-- start of Material shown --

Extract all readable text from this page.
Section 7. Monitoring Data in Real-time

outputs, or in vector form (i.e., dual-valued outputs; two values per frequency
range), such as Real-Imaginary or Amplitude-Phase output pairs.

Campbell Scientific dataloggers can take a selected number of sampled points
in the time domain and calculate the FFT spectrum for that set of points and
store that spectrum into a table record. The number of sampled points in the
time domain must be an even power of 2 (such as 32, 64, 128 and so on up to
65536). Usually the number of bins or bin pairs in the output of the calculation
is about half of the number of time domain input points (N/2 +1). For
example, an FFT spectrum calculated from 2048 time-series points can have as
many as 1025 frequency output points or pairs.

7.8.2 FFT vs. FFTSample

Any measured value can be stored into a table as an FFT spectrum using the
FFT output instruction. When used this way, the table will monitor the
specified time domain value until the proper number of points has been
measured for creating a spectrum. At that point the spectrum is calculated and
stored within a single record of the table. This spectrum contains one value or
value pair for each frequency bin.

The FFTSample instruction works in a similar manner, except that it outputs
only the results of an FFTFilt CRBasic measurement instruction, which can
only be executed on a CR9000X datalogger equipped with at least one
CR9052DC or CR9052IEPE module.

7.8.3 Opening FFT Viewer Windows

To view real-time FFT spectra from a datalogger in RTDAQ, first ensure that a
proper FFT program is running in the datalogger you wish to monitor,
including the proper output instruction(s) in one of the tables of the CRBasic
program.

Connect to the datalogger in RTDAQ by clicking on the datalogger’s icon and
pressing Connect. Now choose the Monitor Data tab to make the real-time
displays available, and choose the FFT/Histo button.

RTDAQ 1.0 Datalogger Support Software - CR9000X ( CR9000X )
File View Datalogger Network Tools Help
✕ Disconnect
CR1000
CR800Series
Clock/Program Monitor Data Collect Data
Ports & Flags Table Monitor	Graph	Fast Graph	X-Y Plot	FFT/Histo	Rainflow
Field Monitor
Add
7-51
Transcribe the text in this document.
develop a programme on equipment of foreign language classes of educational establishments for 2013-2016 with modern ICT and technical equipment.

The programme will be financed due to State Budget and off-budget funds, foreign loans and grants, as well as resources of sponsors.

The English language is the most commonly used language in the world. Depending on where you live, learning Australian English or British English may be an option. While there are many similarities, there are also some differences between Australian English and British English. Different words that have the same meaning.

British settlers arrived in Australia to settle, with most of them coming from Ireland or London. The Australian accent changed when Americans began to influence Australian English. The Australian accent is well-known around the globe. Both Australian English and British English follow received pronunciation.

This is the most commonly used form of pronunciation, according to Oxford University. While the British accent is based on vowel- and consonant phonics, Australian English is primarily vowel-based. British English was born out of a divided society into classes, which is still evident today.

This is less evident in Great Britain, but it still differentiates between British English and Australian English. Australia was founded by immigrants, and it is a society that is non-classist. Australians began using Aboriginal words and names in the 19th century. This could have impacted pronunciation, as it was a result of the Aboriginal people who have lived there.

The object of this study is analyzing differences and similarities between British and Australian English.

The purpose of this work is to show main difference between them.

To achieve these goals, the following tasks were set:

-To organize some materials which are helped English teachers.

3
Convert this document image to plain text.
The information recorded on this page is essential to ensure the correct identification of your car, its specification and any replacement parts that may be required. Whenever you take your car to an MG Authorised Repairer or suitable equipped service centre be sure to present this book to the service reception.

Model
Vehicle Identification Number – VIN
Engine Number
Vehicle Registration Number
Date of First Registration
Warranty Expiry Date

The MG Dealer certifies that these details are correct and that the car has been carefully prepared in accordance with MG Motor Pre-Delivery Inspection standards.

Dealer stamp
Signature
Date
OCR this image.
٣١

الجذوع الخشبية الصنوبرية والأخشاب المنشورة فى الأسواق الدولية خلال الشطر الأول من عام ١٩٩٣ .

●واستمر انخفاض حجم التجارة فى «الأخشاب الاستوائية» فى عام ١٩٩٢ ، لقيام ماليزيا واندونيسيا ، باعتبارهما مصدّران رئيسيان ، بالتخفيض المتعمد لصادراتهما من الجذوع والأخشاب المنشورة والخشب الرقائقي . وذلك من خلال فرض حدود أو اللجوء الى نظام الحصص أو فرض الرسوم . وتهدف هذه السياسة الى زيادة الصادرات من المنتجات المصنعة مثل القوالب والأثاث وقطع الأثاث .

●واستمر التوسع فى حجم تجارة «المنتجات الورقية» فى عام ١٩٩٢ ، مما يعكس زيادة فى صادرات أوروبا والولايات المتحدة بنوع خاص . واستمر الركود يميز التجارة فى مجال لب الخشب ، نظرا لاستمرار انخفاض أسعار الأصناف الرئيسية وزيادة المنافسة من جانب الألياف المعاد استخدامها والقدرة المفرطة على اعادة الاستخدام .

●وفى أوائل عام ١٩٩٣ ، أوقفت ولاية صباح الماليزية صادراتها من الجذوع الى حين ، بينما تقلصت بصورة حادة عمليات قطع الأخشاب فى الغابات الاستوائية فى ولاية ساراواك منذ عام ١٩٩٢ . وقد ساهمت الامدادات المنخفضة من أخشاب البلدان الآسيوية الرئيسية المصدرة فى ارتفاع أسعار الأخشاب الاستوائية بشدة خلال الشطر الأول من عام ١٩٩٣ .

-- end of Material shown --

Stated goal: Retype the records above exactly.

Response:
Extract all readable text from this page.
Section 7. Monitoring Data in Real-time

outputs, or in vector form (i.e., dual-valued outputs; two values per frequency
range), such as Real-Imaginary or Amplitude-Phase output pairs.

Campbell Scientific dataloggers can take a selected number of sampled points
in the time domain and calculate the FFT spectrum for that set of points and
store that spectrum into a table record. The number of sampled points in the
time domain must be an even power of 2 (such as 32, 64, 128 and so on up to
65536). Usually the number of bins or bin pairs in the output of the calculation
is about half of the number of time domain input points (N/2 +1). For
example, an FFT spectrum calculated from 2048 time-series points can have as
many as 1025 frequency output points or pairs.

7.8.2 FFT vs. FFTSample

Any measured value can be stored into a table as an FFT spectrum using the
FFT output instruction. When used this way, the table will monitor the
specified time domain value until the proper number of points has been
measured for creating a spectrum. At that point the spectrum is calculated and
stored within a single record of the table. This spectrum contains one value or
value pair for each frequency bin.

The FFTSample instruction works in a similar manner, except that it outputs
only the results of an FFTFilt CRBasic measurement instruction, which can
only be executed on a CR9000X datalogger equipped with at least one
CR9052DC or CR9052IEPE module.

7.8.3 Opening FFT Viewer Windows

To view real-time FFT spectra from a datalogger in RTDAQ, first ensure that a
proper FFT program is running in the datalogger you wish to monitor,
including the proper output instruction(s) in one of the tables of the CRBasic
program.

Connect to the datalogger in RTDAQ by clicking on the datalogger’s icon and
pressing Connect. Now choose the Monitor Data tab to make the real-time
displays available, and choose the FFT/Histo button.

RTDAQ 1.0 Datalogger Support Software - CR9000X ( CR9000X )
File View Datalogger Network Tools Help
✕ Disconnect
CR1000
CR800Series
Clock/Program Monitor Data Collect Data
Ports & Flags Table Monitor	Graph	Fast Graph	X-Y Plot	FFT/Histo	Rainflow
Field Monitor
Add
7-51
Transcribe the text in this document.
develop a programme on equipment of foreign language classes of educational establishments for 2013-2016 with modern ICT and technical equipment.

The programme will be financed due to State Budget and off-budget funds, foreign loans and grants, as well as resources of sponsors.

The English language is the most commonly used language in the world. Depending on where you live, learning Australian English or British English may be an option. While there are many similarities, there are also some differences between Australian English and British English. Different words that have the same meaning.

British settlers arrived in Australia to settle, with most of them coming from Ireland or London. The Australian accent changed when Americans began to influence Australian English. The Australian accent is well-known around the globe. Both Australian English and British English follow received pronunciation.

This is the most commonly used form of pronunciation, according to Oxford University. While the British accent is based on vowel- and consonant phonics, Australian English is primarily vowel-based. British English was born out of a divided society into classes, which is still evident today.

This is less evident in Great Britain, but it still differentiates between British English and Australian English. Australia was founded by immigrants, and it is a society that is non-classist. Australians began using Aboriginal words and names in the 19th century. This could have impacted pronunciation, as it was a result of the Aboriginal people who have lived there.

The object of this study is analyzing differences and similarities between British and Australian English.

The purpose of this work is to show main difference between them.

To achieve these goals, the following tasks were set:

-To organize some materials which are helped English teachers.

3
Convert this document image to plain text.
The information recorded on this page is essential to ensure the correct identification of your car, its specification and any replacement parts that may be required. Whenever you take your car to an MG Authorised Repairer or suitable equipped service centre be sure to present this book to the service reception.

Model
Vehicle Identification Number – VIN
Engine Number
Vehicle Registration Number
Date of First Registration
Warranty Expiry Date

The MG Dealer certifies that these details are correct and that the car has been carefully prepared in accordance with MG Motor Pre-Delivery Inspection standards.

Dealer stamp
Signature
Date
OCR this image.
٣١

الجذوع الخشبية الصنوبرية والأخشاب المنشورة فى الأسواق الدولية خلال الشطر الأول من عام ١٩٩٣ .

●واستمر انخفاض حجم التجارة فى «الأخشاب الاستوائية» فى عام ١٩٩٢ ، لقيام ماليزيا واندونيسيا ، باعتبارهما مصدّران رئيسيان ، بالتخفيض المتعمد لصادراتهما من الجذوع والأخشاب المنشورة والخشب الرقائقي . وذلك من خلال فرض حدود أو اللجوء الى نظام الحصص أو فرض الرسوم . وتهدف هذه السياسة الى زيادة الصادرات من المنتجات المصنعة مثل القوالب والأثاث وقطع الأثاث .

●واستمر التوسع فى حجم تجارة «المنتجات الورقية» فى عام ١٩٩٢ ، مما يعكس زيادة فى صادرات أوروبا والولايات المتحدة بنوع خاص . واستمر الركود يميز التجارة فى مجال لب الخشب ، نظرا لاستمرار انخفاض أسعار الأصناف الرئيسية وزيادة المنافسة من جانب الألياف المعاد استخدامها والقدرة المفرطة على اعادة الاستخدام .

●وفى أوائل عام ١٩٩٣ ، أوقفت ولاية صباح الماليزية صادراتها من الجذوع الى حين ، بينما تقلصت بصورة حادة عمليات قطع الأخشاب فى الغابات الاستوائية فى ولاية ساراواك منذ عام ١٩٩٢ . وقد ساهمت الامدادات المنخفضة من أخشاب البلدان الآسيوية الرئيسية المصدرة فى ارتفاع أسعار الأخشاب الاستوائية بشدة خلال الشطر الأول من عام ١٩٩٣ .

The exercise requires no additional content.